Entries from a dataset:
——————

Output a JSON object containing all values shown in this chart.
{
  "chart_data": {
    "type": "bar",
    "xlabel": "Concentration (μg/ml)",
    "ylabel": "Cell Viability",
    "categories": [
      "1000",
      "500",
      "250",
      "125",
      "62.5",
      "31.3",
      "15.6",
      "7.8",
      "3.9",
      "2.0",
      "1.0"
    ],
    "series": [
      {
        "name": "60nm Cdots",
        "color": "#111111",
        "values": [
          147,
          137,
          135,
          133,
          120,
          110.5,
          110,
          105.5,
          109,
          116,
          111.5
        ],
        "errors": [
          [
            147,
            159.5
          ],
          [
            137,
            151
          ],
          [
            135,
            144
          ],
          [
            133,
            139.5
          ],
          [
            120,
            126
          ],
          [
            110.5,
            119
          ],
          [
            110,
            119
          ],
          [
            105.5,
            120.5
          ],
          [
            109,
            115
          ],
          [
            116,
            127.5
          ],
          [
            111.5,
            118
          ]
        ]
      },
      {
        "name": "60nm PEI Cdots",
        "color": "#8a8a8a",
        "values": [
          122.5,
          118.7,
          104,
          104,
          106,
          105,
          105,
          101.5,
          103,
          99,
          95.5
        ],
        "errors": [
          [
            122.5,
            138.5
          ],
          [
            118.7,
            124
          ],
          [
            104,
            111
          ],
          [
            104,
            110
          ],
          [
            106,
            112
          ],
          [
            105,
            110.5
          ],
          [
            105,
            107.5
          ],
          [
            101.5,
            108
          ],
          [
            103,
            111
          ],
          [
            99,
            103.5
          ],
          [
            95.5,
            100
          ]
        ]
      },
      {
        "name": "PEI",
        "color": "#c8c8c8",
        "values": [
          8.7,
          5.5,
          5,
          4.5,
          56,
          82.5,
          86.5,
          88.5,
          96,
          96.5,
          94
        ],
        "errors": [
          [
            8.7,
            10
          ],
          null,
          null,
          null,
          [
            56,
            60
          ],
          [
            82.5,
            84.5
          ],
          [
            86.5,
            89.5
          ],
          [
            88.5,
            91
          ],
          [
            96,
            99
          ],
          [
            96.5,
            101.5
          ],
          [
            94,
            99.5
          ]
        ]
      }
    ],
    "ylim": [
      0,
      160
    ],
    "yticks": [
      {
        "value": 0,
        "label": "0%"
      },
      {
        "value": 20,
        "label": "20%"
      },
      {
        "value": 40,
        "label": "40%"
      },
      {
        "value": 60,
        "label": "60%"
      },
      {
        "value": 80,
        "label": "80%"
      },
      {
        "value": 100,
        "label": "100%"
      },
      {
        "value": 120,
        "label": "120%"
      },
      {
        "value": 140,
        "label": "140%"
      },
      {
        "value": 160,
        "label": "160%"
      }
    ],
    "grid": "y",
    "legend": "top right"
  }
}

——————

PROBLEM REQUIREMENTS >> Select all lines with the word "name" from the entries above.

RESULT BELOW >>
        "name": "60nm Cdots",
        "name": "60nm PEI Cdots",
        "name": "PEI",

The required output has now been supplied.